* What you need to do:
From the entries provided below, copy each line that contains the word "data".

* Stored items from a collection:
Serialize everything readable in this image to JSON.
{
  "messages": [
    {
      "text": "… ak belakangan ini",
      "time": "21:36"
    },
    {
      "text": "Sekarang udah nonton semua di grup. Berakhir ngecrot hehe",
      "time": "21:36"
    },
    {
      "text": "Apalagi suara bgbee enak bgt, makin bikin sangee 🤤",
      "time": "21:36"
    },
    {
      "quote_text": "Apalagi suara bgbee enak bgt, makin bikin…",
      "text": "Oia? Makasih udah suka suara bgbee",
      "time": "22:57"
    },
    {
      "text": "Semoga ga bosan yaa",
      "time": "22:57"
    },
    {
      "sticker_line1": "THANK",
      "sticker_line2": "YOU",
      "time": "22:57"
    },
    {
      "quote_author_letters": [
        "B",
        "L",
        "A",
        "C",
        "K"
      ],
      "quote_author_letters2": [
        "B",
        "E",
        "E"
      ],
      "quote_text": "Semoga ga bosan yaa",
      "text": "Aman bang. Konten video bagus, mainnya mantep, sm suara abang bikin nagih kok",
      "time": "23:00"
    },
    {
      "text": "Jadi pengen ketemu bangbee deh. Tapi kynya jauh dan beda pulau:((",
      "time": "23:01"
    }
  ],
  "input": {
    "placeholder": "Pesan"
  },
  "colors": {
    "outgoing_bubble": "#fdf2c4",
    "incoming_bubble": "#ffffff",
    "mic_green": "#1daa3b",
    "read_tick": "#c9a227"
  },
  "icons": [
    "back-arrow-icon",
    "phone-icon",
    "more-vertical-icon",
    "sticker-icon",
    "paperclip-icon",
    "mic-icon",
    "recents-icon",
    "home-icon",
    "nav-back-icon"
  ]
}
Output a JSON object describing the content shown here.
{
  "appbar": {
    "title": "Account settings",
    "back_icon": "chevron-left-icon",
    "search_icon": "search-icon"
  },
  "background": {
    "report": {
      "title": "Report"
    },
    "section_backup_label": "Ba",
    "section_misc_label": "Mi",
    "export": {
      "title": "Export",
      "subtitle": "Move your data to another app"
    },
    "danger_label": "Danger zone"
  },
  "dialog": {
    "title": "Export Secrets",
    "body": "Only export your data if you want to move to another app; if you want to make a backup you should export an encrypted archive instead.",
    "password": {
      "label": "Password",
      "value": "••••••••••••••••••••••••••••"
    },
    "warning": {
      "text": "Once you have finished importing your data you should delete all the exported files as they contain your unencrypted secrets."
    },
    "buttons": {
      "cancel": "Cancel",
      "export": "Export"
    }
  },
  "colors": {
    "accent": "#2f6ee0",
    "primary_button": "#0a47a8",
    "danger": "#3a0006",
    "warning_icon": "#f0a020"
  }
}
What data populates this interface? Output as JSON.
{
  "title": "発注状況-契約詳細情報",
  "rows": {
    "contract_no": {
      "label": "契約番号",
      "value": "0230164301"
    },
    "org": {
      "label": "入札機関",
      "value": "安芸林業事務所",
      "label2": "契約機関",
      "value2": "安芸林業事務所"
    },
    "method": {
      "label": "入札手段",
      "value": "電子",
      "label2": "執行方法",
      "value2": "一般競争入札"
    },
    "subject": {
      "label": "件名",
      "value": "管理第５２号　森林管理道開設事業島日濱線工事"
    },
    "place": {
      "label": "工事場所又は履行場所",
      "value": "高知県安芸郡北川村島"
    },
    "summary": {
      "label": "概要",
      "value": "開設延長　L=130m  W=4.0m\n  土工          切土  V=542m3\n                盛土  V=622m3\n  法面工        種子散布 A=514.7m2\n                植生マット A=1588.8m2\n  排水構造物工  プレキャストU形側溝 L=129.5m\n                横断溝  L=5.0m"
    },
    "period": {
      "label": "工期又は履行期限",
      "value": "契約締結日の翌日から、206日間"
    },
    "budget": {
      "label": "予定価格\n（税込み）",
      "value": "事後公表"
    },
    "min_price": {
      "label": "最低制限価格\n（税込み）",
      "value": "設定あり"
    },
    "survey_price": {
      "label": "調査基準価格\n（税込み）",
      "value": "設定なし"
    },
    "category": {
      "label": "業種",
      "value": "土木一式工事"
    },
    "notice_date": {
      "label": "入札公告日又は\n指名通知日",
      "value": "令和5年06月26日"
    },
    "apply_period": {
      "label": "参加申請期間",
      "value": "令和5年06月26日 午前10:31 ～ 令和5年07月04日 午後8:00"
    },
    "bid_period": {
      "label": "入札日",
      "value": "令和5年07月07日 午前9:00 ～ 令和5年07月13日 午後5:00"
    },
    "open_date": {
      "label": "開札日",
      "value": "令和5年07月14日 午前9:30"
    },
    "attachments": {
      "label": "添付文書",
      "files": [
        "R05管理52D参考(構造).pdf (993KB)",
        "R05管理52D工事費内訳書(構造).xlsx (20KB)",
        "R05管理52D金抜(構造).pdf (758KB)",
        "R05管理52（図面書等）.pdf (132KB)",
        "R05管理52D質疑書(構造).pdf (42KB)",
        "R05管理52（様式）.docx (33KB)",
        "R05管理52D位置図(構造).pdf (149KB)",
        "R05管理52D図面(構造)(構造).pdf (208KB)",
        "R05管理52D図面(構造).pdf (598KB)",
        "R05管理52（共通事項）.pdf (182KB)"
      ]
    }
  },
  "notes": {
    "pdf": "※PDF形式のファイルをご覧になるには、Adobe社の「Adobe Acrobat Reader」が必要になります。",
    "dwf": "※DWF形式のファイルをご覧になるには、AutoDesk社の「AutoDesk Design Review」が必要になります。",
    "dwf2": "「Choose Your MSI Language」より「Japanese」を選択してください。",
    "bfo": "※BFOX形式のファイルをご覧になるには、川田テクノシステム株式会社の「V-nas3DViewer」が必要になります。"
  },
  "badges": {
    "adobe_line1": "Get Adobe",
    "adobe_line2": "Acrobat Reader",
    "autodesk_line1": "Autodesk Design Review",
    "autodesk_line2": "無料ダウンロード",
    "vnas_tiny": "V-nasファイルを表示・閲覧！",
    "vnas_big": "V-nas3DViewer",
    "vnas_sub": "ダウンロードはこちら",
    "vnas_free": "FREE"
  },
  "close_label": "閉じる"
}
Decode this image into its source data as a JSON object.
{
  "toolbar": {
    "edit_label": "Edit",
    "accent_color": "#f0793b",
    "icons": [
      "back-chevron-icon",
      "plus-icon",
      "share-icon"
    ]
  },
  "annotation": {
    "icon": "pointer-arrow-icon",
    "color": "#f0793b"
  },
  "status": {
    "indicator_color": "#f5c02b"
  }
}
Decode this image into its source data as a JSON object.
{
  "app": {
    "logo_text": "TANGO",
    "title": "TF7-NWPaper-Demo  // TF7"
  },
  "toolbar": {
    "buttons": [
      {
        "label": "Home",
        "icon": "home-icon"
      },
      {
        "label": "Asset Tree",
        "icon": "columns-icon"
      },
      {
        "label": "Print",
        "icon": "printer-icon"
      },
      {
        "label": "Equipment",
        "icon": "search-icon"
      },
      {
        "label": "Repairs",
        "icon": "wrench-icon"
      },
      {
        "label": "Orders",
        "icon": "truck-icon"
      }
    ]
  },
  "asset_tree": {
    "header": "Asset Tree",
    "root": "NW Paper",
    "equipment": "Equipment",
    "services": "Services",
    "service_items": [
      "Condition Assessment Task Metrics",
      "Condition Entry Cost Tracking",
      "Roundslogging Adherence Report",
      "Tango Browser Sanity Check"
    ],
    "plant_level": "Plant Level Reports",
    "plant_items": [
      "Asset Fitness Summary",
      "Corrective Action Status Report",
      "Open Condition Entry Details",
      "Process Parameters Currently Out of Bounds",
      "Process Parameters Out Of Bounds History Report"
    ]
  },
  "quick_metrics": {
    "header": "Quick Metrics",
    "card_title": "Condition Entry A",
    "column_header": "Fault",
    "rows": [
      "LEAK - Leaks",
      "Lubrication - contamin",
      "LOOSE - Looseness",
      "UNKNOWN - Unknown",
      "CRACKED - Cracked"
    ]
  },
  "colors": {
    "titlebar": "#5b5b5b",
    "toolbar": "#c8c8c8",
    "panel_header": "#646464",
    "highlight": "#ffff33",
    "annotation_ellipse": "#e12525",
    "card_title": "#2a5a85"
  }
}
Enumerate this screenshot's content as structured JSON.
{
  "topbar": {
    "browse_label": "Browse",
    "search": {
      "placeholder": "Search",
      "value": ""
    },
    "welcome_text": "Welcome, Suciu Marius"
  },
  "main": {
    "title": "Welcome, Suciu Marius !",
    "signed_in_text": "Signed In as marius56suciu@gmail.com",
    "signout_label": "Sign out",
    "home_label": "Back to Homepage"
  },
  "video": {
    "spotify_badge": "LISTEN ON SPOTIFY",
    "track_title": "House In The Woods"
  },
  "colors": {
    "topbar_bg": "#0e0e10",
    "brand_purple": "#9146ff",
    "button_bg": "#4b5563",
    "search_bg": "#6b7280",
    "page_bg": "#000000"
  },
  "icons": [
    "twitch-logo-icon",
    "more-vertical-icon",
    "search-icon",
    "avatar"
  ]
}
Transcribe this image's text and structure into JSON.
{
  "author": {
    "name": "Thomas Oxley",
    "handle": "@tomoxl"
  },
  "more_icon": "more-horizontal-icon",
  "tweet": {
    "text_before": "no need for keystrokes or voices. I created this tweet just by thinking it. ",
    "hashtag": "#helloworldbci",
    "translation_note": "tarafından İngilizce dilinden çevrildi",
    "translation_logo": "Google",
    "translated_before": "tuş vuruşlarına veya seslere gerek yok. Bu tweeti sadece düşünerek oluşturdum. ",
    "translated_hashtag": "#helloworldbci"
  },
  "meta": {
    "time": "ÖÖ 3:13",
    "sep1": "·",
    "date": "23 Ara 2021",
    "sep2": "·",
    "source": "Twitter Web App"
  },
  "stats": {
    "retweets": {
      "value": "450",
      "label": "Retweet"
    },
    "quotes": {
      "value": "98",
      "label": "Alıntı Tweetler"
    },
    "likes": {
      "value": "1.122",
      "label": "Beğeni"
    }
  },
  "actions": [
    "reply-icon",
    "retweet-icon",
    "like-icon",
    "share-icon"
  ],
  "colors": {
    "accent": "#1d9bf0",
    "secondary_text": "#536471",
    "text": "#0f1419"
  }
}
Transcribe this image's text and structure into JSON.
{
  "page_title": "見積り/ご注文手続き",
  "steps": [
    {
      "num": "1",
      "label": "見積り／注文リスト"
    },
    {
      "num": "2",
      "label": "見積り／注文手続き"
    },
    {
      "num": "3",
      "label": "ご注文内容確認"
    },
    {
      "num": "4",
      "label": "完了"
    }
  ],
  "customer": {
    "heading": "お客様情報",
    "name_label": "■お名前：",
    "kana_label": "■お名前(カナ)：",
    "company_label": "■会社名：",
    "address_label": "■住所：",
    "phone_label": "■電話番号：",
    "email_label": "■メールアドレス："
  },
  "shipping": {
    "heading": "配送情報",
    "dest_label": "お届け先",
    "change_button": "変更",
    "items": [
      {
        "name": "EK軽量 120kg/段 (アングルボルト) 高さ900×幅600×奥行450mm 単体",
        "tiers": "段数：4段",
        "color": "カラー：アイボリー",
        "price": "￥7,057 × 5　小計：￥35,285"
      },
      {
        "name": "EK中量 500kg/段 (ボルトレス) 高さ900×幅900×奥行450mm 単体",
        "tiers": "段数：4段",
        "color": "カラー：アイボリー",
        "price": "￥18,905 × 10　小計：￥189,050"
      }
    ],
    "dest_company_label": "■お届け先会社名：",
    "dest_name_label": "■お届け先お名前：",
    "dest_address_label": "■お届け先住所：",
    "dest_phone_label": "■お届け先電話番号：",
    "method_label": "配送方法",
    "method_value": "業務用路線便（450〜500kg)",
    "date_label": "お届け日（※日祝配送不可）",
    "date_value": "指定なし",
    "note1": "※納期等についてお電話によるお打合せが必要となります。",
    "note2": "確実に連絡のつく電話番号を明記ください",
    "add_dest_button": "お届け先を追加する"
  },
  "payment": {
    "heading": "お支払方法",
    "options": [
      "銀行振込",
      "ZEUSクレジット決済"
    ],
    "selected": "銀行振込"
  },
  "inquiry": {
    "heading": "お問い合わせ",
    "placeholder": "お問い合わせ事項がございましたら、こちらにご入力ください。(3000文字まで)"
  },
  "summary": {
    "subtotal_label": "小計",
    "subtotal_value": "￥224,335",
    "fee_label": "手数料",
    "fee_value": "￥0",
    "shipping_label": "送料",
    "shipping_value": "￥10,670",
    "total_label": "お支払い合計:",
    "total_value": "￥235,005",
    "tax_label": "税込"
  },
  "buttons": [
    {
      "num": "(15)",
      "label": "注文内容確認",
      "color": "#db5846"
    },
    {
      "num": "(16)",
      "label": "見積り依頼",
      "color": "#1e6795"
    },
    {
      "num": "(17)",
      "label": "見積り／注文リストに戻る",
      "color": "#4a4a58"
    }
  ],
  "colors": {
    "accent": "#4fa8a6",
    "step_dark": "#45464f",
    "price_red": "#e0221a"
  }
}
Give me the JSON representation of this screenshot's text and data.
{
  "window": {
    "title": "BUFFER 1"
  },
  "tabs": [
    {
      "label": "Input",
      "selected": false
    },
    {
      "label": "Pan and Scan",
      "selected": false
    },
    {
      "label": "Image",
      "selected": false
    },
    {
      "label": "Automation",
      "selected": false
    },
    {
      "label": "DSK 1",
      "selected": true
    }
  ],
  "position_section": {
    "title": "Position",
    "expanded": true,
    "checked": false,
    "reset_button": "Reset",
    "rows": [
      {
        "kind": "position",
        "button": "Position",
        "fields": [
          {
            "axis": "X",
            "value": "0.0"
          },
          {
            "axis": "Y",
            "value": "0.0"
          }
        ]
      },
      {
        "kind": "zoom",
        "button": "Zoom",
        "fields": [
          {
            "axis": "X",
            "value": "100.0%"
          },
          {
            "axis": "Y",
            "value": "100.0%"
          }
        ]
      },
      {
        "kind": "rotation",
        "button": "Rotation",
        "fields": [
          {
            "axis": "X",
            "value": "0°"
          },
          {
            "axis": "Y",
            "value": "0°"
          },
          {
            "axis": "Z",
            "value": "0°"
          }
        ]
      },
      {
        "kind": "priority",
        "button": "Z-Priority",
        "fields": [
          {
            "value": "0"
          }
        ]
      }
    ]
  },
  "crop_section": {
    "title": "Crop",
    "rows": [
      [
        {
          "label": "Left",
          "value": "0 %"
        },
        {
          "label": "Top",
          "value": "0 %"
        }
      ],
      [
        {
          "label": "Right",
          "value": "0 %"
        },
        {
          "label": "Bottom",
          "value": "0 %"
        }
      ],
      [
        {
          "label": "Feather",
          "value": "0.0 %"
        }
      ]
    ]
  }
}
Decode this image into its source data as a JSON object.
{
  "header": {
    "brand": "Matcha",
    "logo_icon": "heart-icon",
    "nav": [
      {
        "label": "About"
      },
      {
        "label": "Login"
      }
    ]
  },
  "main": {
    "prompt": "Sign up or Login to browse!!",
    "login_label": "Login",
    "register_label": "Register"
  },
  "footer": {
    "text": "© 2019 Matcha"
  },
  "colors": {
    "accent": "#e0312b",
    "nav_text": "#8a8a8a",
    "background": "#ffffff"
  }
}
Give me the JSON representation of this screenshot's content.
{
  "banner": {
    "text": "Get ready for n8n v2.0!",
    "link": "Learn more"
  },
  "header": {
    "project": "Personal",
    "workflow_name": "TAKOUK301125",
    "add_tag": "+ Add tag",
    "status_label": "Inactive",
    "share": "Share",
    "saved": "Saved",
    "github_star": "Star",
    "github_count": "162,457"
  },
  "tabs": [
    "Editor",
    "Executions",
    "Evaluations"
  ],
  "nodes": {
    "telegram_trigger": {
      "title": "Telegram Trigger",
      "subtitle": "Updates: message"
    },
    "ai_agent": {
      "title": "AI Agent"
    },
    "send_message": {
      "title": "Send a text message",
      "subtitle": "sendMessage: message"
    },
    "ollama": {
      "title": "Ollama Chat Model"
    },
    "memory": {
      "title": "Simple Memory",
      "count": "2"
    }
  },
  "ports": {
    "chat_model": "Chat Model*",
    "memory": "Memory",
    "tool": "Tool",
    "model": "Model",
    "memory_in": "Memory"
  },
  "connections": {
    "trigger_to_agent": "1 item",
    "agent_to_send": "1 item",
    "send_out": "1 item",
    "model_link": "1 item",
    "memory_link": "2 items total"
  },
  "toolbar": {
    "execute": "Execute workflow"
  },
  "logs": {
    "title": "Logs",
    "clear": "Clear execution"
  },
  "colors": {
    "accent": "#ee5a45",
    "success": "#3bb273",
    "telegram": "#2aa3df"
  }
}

* Exercise solution:
      "subtitle": "Move your data to another app"
    "body": "Only export your data if you want to move to another app; if you want to make a backup you should export an encrypted archive instead.",
      "text": "Once you have finished importing your data you should delete all the exported files as they contain your unencrypted secrets."
What data populates this interface? Output as JSON.
Decode this image into its source data as a JSON object.
Decode this image into its source data as a JSON object.
Give me the JSON representation of this screenshot's text and data.
Decode this image into its source data as a JSON object.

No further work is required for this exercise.